Repeat the listing below in full, exactly as it stands.

◆ SOURCE RECORDS ◆

————————

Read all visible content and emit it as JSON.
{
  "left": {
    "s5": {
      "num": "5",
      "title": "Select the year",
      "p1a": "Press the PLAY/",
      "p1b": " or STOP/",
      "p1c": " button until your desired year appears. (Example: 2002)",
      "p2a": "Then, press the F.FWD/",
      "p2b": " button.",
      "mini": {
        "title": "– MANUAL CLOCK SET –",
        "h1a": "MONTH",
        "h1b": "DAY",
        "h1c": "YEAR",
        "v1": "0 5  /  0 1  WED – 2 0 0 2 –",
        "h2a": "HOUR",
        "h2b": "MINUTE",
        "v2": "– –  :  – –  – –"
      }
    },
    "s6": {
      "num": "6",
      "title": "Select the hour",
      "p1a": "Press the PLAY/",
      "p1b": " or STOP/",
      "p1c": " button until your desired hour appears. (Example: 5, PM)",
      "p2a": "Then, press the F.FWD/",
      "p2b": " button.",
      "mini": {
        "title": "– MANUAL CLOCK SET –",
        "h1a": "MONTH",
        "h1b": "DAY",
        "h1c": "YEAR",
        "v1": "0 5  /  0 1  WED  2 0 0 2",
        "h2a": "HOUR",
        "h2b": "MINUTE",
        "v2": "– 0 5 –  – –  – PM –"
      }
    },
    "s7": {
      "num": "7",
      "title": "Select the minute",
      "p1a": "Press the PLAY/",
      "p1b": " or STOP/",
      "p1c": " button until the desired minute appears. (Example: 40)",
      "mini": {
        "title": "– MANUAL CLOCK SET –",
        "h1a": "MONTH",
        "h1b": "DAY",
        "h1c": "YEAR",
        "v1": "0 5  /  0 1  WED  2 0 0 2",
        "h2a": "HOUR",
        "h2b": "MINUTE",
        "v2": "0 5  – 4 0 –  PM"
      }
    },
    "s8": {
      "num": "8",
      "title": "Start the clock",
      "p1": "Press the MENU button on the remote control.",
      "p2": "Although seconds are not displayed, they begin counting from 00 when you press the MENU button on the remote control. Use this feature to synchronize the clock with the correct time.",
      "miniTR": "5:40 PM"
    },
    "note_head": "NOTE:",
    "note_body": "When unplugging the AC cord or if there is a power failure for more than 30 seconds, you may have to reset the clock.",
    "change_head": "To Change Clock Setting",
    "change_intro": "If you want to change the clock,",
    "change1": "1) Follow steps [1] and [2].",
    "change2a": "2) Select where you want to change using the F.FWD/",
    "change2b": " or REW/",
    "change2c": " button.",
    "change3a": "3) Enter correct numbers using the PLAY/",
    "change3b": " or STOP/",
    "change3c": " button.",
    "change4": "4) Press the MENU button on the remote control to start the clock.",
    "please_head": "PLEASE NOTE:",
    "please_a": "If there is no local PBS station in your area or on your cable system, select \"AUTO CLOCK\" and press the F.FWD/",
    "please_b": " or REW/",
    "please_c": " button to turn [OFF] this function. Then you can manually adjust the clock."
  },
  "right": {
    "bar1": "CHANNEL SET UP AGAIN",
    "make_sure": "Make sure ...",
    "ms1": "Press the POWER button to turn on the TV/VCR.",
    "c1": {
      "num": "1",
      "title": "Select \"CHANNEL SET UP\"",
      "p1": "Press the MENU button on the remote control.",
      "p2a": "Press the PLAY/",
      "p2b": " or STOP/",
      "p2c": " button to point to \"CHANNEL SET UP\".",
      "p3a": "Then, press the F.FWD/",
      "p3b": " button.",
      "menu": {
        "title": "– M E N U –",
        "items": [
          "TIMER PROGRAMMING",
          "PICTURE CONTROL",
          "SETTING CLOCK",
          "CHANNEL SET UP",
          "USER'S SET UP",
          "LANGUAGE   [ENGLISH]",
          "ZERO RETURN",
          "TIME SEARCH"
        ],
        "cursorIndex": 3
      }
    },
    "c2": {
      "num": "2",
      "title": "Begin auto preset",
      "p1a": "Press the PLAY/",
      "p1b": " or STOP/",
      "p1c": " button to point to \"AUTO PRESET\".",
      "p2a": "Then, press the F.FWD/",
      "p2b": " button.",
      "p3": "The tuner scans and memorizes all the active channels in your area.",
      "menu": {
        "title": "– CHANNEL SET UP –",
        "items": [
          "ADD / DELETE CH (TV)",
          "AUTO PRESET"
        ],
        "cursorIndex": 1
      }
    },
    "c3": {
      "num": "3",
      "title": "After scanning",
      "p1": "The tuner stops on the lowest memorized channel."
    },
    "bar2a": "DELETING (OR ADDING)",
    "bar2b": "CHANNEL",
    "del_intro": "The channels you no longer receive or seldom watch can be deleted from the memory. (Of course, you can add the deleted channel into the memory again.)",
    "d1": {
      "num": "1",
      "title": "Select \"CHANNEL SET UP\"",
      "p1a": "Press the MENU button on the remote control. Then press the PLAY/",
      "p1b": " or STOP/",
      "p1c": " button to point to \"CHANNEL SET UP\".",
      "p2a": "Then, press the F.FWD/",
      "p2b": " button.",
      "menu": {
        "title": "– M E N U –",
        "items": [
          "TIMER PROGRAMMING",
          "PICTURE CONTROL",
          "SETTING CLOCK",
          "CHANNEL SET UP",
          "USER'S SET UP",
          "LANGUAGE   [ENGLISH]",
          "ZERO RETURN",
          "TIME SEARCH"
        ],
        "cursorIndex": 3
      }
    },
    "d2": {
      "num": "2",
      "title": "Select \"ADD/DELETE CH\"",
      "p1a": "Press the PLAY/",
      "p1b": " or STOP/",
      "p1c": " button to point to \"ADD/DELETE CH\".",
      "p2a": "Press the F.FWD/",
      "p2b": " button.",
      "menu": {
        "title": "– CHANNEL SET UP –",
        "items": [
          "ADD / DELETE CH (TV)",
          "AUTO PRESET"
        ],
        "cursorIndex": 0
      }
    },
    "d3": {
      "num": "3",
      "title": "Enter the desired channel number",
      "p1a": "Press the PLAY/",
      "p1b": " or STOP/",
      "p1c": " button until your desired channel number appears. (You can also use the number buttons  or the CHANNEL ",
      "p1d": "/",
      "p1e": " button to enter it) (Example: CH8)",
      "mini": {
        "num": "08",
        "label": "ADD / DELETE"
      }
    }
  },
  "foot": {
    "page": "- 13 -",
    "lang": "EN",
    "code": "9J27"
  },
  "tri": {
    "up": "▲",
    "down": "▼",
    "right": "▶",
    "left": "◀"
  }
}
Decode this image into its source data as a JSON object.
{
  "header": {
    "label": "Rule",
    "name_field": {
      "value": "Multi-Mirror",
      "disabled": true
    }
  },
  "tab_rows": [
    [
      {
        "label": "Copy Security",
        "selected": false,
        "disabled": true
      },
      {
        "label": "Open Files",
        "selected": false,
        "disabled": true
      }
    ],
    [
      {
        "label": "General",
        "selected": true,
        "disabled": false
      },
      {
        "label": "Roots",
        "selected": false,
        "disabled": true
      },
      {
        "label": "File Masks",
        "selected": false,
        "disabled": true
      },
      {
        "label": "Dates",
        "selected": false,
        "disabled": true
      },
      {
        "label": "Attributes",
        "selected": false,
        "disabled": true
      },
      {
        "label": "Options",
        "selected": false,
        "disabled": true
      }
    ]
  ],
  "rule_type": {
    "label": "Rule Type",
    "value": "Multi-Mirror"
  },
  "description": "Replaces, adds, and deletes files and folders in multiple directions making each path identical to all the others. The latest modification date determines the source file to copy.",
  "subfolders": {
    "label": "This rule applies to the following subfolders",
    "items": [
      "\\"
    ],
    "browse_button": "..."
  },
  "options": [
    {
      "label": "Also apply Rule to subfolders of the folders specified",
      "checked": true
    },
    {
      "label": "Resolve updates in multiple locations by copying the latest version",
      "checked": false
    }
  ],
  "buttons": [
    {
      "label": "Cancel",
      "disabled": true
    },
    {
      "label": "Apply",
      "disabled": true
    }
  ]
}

————————

◆ WRITTEN ANSWER ◆
Read all visible content and emit it as JSON.
{
  "left": {
    "s5": {
      "num": "5",
      "title": "Select the year",
      "p1a": "Press the PLAY/",
      "p1b": " or STOP/",
      "p1c": " button until your desired year appears. (Example: 2002)",
      "p2a": "Then, press the F.FWD/",
      "p2b": " button.",
      "mini": {
        "title": "– MANUAL CLOCK SET –",
        "h1a": "MONTH",
        "h1b": "DAY",
        "h1c": "YEAR",
        "v1": "0 5  /  0 1  WED – 2 0 0 2 –",
        "h2a": "HOUR",
        "h2b": "MINUTE",
        "v2": "– –  :  – –  – –"
      }
    },
    "s6": {
      "num": "6",
      "title": "Select the hour",
      "p1a": "Press the PLAY/",
      "p1b": " or STOP/",
      "p1c": " button until your desired hour appears. (Example: 5, PM)",
      "p2a": "Then, press the F.FWD/",
      "p2b": " button.",
      "mini": {
        "title": "– MANUAL CLOCK SET –",
        "h1a": "MONTH",
        "h1b": "DAY",
        "h1c": "YEAR",
        "v1": "0 5  /  0 1  WED  2 0 0 2",
        "h2a": "HOUR",
        "h2b": "MINUTE",
        "v2": "– 0 5 –  – –  – PM –"
      }
    },
    "s7": {
      "num": "7",
      "title": "Select the minute",
      "p1a": "Press the PLAY/",
      "p1b": " or STOP/",
      "p1c": " button until the desired minute appears. (Example: 40)",
      "mini": {
        "title": "– MANUAL CLOCK SET –",
        "h1a": "MONTH",
        "h1b": "DAY",
        "h1c": "YEAR",
        "v1": "0 5  /  0 1  WED  2 0 0 2",
        "h2a": "HOUR",
        "h2b": "MINUTE",
        "v2": "0 5  – 4 0 –  PM"
      }
    },
    "s8": {
      "num": "8",
      "title": "Start the clock",
      "p1": "Press the MENU button on the remote control.",
      "p2": "Although seconds are not displayed, they begin counting from 00 when you press the MENU button on the remote control. Use this feature to synchronize the clock with the correct time.",
      "miniTR": "5:40 PM"
    },
    "note_head": "NOTE:",
    "note_body": "When unplugging the AC cord or if there is a power failure for more than 30 seconds, you may have to reset the clock.",
    "change_head": "To Change Clock Setting",
    "change_intro": "If you want to change the clock,",
    "change1": "1) Follow steps [1] and [2].",
    "change2a": "2) Select where you want to change using the F.FWD/",
    "change2b": " or REW/",
    "change2c": " button.",
    "change3a": "3) Enter correct numbers using the PLAY/",
    "change3b": " or STOP/",
    "change3c": " button.",
    "change4": "4) Press the MENU button on the remote control to start the clock.",
    "please_head": "PLEASE NOTE:",
    "please_a": "If there is no local PBS station in your area or on your cable system, select \"AUTO CLOCK\" and press the F.FWD/",
    "please_b": " or REW/",
    "please_c": " button to turn [OFF] this function. Then you can manually adjust the clock."
  },
  "right": {
    "bar1": "CHANNEL SET UP AGAIN",
    "make_sure": "Make sure ...",
    "ms1": "Press the POWER button to turn on the TV/VCR.",
    "c1": {
      "num": "1",
      "title": "Select \"CHANNEL SET UP\"",
      "p1": "Press the MENU button on the remote control.",
      "p2a": "Press the PLAY/",
      "p2b": " or STOP/",
      "p2c": " button to point to \"CHANNEL SET UP\".",
      "p3a": "Then, press the F.FWD/",
      "p3b": " button.",
      "menu": {
        "title": "– M E N U –",
        "items": [
          "TIMER PROGRAMMING",
          "PICTURE CONTROL",
          "SETTING CLOCK",
          "CHANNEL SET UP",
          "USER'S SET UP",
          "LANGUAGE   [ENGLISH]",
          "ZERO RETURN",
          "TIME SEARCH"
        ],
        "cursorIndex": 3
      }
    },
    "c2": {
      "num": "2",
      "title": "Begin auto preset",
      "p1a": "Press the PLAY/",
      "p1b": " or STOP/",
      "p1c": " button to point to \"AUTO PRESET\".",
      "p2a": "Then, press the F.FWD/",
      "p2b": " button.",
      "p3": "The tuner scans and memorizes all the active channels in your area.",
      "menu": {
        "title": "– CHANNEL SET UP –",
        "items": [
          "ADD / DELETE CH (TV)",
          "AUTO PRESET"
        ],
        "cursorIndex": 1
      }
    },
    "c3": {
      "num": "3",
      "title": "After scanning",
      "p1": "The tuner stops on the lowest memorized channel."
    },
    "bar2a": "DELETING (OR ADDING)",
    "bar2b": "CHANNEL",
    "del_intro": "The channels you no longer receive or seldom watch can be deleted from the memory. (Of course, you can add the deleted channel into the memory again.)",
    "d1": {
      "num": "1",
      "title": "Select \"CHANNEL SET UP\"",
      "p1a": "Press the MENU button on the remote control. Then press the PLAY/",
      "p1b": " or STOP/",
      "p1c": " button to point to \"CHANNEL SET UP\".",
      "p2a": "Then, press the F.FWD/",
      "p2b": " button.",
      "menu": {
        "title": "– M E N U –",
        "items": [
          "TIMER PROGRAMMING",
          "PICTURE CONTROL",
          "SETTING CLOCK",
          "CHANNEL SET UP",
          "USER'S SET UP",
          "LANGUAGE   [ENGLISH]",
          "ZERO RETURN",
          "TIME SEARCH"
        ],
        "cursorIndex": 3
      }
    },
    "d2": {
      "num": "2",
      "title": "Select \"ADD/DELETE CH\"",
      "p1a": "Press the PLAY/",
      "p1b": " or STOP/",
      "p1c": " button to point to \"ADD/DELETE CH\".",
      "p2a": "Press the F.FWD/",
      "p2b": " button.",
      "menu": {
        "title": "– CHANNEL SET UP –",
        "items": [
          "ADD / DELETE CH (TV)",
          "AUTO PRESET"
        ],
        "cursorIndex": 0
      }
    },
    "d3": {
      "num": "3",
      "title": "Enter the desired channel number",
      "p1a": "Press the PLAY/",
      "p1b": " or STOP/",
      "p1c": " button until your desired channel number appears. (You can also use the number buttons  or the CHANNEL ",
      "p1d": "/",
      "p1e": " button to enter it) (Example: CH8)",
      "mini": {
        "num": "08",
        "label": "ADD / DELETE"
      }
    }
  },
  "foot": {
    "page": "- 13 -",
    "lang": "EN",
    "code": "9J27"
  },
  "tri": {
    "up": "▲",
    "down": "▼",
    "right": "▶",
    "left": "◀"
  }
}
Decode this image into its source data as a JSON object.
{
  "header": {
    "label": "Rule",
    "name_field": {
      "value": "Multi-Mirror",
      "disabled": true
    }
  },
  "tab_rows": [
    [
      {
        "label": "Copy Security",
        "selected": false,
        "disabled": true
      },
      {
        "label": "Open Files",
        "selected": false,
        "disabled": true
      }
    ],
    [
      {
        "label": "General",
        "selected": true,
        "disabled": false
      },
      {
        "label": "Roots",
        "selected": false,
        "disabled": true
      },
      {
        "label": "File Masks",
        "selected": false,
        "disabled": true
      },
      {
        "label": "Dates",
        "selected": false,
        "disabled": true
      },
      {
        "label": "Attributes",
        "selected": false,
        "disabled": true
      },
      {
        "label": "Options",
        "selected": false,
        "disabled": true
      }
    ]
  ],
  "rule_type": {
    "label": "Rule Type",
    "value": "Multi-Mirror"
  },
  "description": "Replaces, adds, and deletes files and folders in multiple directions making each path identical to all the others. The latest modification date determines the source file to copy.",
  "subfolders": {
    "label": "This rule applies to the following subfolders",
    "items": [
      "\\"
    ],
    "browse_button": "..."
  },
  "options": [
    {
      "label": "Also apply Rule to subfolders of the folders specified",
      "checked": true
    },
    {
      "label": "Resolve updates in multiple locations by copying the latest version",
      "checked": false
    }
  ],
  "buttons": [
    {
      "label": "Cancel",
      "disabled": true
    },
    {
      "label": "Apply",
      "disabled": true
    }
  ]
}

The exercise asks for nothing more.